Give the listing again character for character, but drop the images.

START

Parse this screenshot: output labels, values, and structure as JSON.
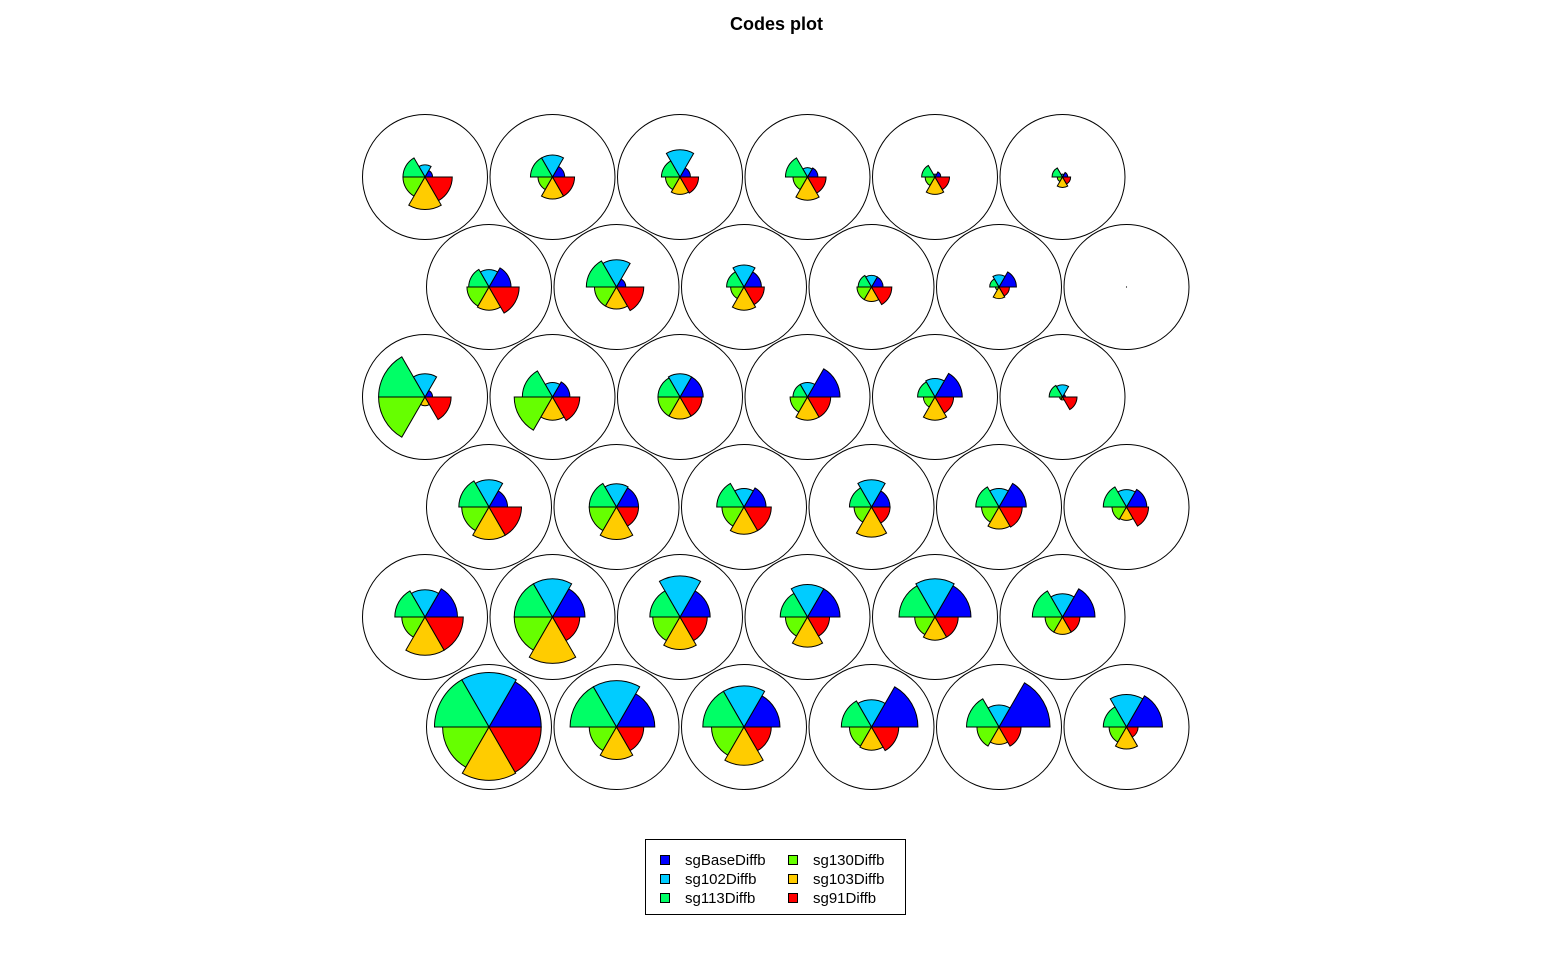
{
  "title": "Codes plot",
  "chart_data": {
    "type": "som-codes-segment-plot",
    "title": "Codes plot",
    "grid": {
      "topology": "hexagonal",
      "xdim": 6,
      "ydim": 6
    },
    "variables": [
      "sgBaseDiffb",
      "sg102Diffb",
      "sg113Diffb",
      "sg130Diffb",
      "sg103Diffb",
      "sg91Diffb"
    ],
    "colors": [
      "#0000FF",
      "#00CCFF",
      "#00FF66",
      "#66FF00",
      "#FFCC00",
      "#FF0000"
    ],
    "legend": {
      "position": "bottom",
      "columns": 2
    },
    "rows": [
      [
        [
          0.13,
          0.21,
          0.38,
          0.38,
          0.56,
          0.47
        ],
        [
          0.21,
          0.38,
          0.38,
          0.25,
          0.38,
          0.38
        ],
        [
          0.18,
          0.47,
          0.32,
          0.25,
          0.3,
          0.32
        ],
        [
          0.18,
          0.16,
          0.38,
          0.25,
          0.4,
          0.32
        ],
        [
          0.1,
          0.05,
          0.23,
          0.17,
          0.3,
          0.25
        ],
        [
          0.09,
          0.05,
          0.18,
          0.09,
          0.18,
          0.14
        ]
      ],
      [
        [
          0.38,
          0.3,
          0.35,
          0.38,
          0.4,
          0.52
        ],
        [
          0.16,
          0.47,
          0.52,
          0.38,
          0.38,
          0.47
        ],
        [
          0.3,
          0.38,
          0.3,
          0.23,
          0.4,
          0.35
        ],
        [
          0.2,
          0.2,
          0.23,
          0.25,
          0.25,
          0.35
        ],
        [
          0.3,
          0.21,
          0.16,
          0.06,
          0.2,
          0.18
        ],
        [
          0.0,
          0.0,
          0.0,
          0.0,
          0.0,
          0.0
        ]
      ],
      [
        [
          0.13,
          0.4,
          0.8,
          0.8,
          0.15,
          0.45
        ],
        [
          0.3,
          0.25,
          0.52,
          0.66,
          0.4,
          0.47
        ],
        [
          0.4,
          0.4,
          0.38,
          0.38,
          0.38,
          0.38
        ],
        [
          0.56,
          0.25,
          0.25,
          0.3,
          0.4,
          0.4
        ],
        [
          0.47,
          0.32,
          0.3,
          0.2,
          0.4,
          0.32
        ],
        [
          0.05,
          0.21,
          0.23,
          0.05,
          0.05,
          0.25
        ]
      ],
      [
        [
          0.32,
          0.47,
          0.52,
          0.47,
          0.56,
          0.56
        ],
        [
          0.38,
          0.4,
          0.47,
          0.47,
          0.56,
          0.38
        ],
        [
          0.38,
          0.32,
          0.47,
          0.38,
          0.47,
          0.47
        ],
        [
          0.32,
          0.47,
          0.38,
          0.3,
          0.52,
          0.32
        ],
        [
          0.47,
          0.32,
          0.4,
          0.3,
          0.38,
          0.4
        ],
        [
          0.35,
          0.3,
          0.4,
          0.25,
          0.23,
          0.38
        ]
      ],
      [
        [
          0.56,
          0.47,
          0.52,
          0.4,
          0.66,
          0.66
        ],
        [
          0.56,
          0.66,
          0.66,
          0.66,
          0.8,
          0.47
        ],
        [
          0.52,
          0.71,
          0.52,
          0.47,
          0.56,
          0.47
        ],
        [
          0.56,
          0.56,
          0.47,
          0.38,
          0.52,
          0.38
        ],
        [
          0.62,
          0.66,
          0.62,
          0.35,
          0.4,
          0.4
        ],
        [
          0.56,
          0.4,
          0.52,
          0.3,
          0.3,
          0.3
        ]
      ],
      [
        [
          0.9,
          0.94,
          0.94,
          0.8,
          0.92,
          0.9
        ],
        [
          0.66,
          0.8,
          0.8,
          0.47,
          0.56,
          0.47
        ],
        [
          0.62,
          0.71,
          0.71,
          0.56,
          0.66,
          0.47
        ],
        [
          0.8,
          0.47,
          0.52,
          0.38,
          0.4,
          0.47
        ],
        [
          0.88,
          0.38,
          0.56,
          0.38,
          0.3,
          0.38
        ],
        [
          0.62,
          0.56,
          0.4,
          0.3,
          0.38,
          0.2
        ]
      ]
    ]
  },
  "legend_labels": [
    "sgBaseDiffb",
    "sg102Diffb",
    "sg113Diffb",
    "sg130Diffb",
    "sg103Diffb",
    "sg91Diffb"
  ]
}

END

Written solution:
Parse this screenshot: output labels, values, and structure as JSON.
{
  "title": "Codes plot",
  "chart_data": {
    "type": "som-codes-segment-plot",
    "title": "Codes plot",
    "grid": {
      "topology": "hexagonal",
      "xdim": 6,
      "ydim": 6
    },
    "variables": [
      "sgBaseDiffb",
      "sg102Diffb",
      "sg113Diffb",
      "sg130Diffb",
      "sg103Diffb",
      "sg91Diffb"
    ],
    "colors": [
      "#0000FF",
      "#00CCFF",
      "#00FF66",
      "#66FF00",
      "#FFCC00",
      "#FF0000"
    ],
    "legend": {
      "position": "bottom",
      "columns": 2
    },
    "rows": [
      [
        [
          0.13,
          0.21,
          0.38,
          0.38,
          0.56,
          0.47
        ],
        [
          0.21,
          0.38,
          0.38,
          0.25,
          0.38,
          0.38
        ],
        [
          0.18,
          0.47,
          0.32,
          0.25,
          0.3,
          0.32
        ],
        [
          0.18,
          0.16,
          0.38,
          0.25,
          0.4,
          0.32
        ],
        [
          0.1,
          0.05,
          0.23,
          0.17,
          0.3,
          0.25
        ],
        [
          0.09,
          0.05,
          0.18,
          0.09,
          0.18,
          0.14
        ]
      ],
      [
        [
          0.38,
          0.3,
          0.35,
          0.38,
          0.4,
          0.52
        ],
        [
          0.16,
          0.47,
          0.52,
          0.38,
          0.38,
          0.47
        ],
        [
          0.3,
          0.38,
          0.3,
          0.23,
          0.4,
          0.35
        ],
        [
          0.2,
          0.2,
          0.23,
          0.25,
          0.25,
          0.35
        ],
        [
          0.3,
          0.21,
          0.16,
          0.06,
          0.2,
          0.18
        ],
        [
          0.0,
          0.0,
          0.0,
          0.0,
          0.0,
          0.0
        ]
      ],
      [
        [
          0.13,
          0.4,
          0.8,
          0.8,
          0.15,
          0.45
        ],
        [
          0.3,
          0.25,
          0.52,
          0.66,
          0.4,
          0.47
        ],
        [
          0.4,
          0.4,
          0.38,
          0.38,
          0.38,
          0.38
        ],
        [
          0.56,
          0.25,
          0.25,
          0.3,
          0.4,
          0.4
        ],
        [
          0.47,
          0.32,
          0.3,
          0.2,
          0.4,
          0.32
        ],
        [
          0.05,
          0.21,
          0.23,
          0.05,
          0.05,
          0.25
        ]
      ],
      [
        [
          0.32,
          0.47,
          0.52,
          0.47,
          0.56,
          0.56
        ],
        [
          0.38,
          0.4,
          0.47,
          0.47,
          0.56,
          0.38
        ],
        [
          0.38,
          0.32,
          0.47,
          0.38,
          0.47,
          0.47
        ],
        [
          0.32,
          0.47,
          0.38,
          0.3,
          0.52,
          0.32
        ],
        [
          0.47,
          0.32,
          0.4,
          0.3,
          0.38,
          0.4
        ],
        [
          0.35,
          0.3,
          0.4,
          0.25,
          0.23,
          0.38
        ]
      ],
      [
        [
          0.56,
          0.47,
          0.52,
          0.4,
          0.66,
          0.66
        ],
        [
          0.56,
          0.66,
          0.66,
          0.66,
          0.8,
          0.47
        ],
        [
          0.52,
          0.71,
          0.52,
          0.47,
          0.56,
          0.47
        ],
        [
          0.56,
          0.56,
          0.47,
          0.38,
          0.52,
          0.38
        ],
        [
          0.62,
          0.66,
          0.62,
          0.35,
          0.4,
          0.4
        ],
        [
          0.56,
          0.4,
          0.52,
          0.3,
          0.3,
          0.3
        ]
      ],
      [
        [
          0.9,
          0.94,
          0.94,
          0.8,
          0.92,
          0.9
        ],
        [
          0.66,
          0.8,
          0.8,
          0.47,
          0.56,
          0.47
        ],
        [
          0.62,
          0.71,
          0.71,
          0.56,
          0.66,
          0.47
        ],
        [
          0.8,
          0.47,
          0.52,
          0.38,
          0.4,
          0.47
        ],
        [
          0.88,
          0.38,
          0.56,
          0.38,
          0.3,
          0.38
        ],
        [
          0.62,
          0.56,
          0.4,
          0.3,
          0.38,
          0.2
        ]
      ]
    ]
  },
  "legend_labels": [
    "sgBaseDiffb",
    "sg102Diffb",
    "sg113Diffb",
    "sg130Diffb",
    "sg103Diffb",
    "sg91Diffb"
  ]
}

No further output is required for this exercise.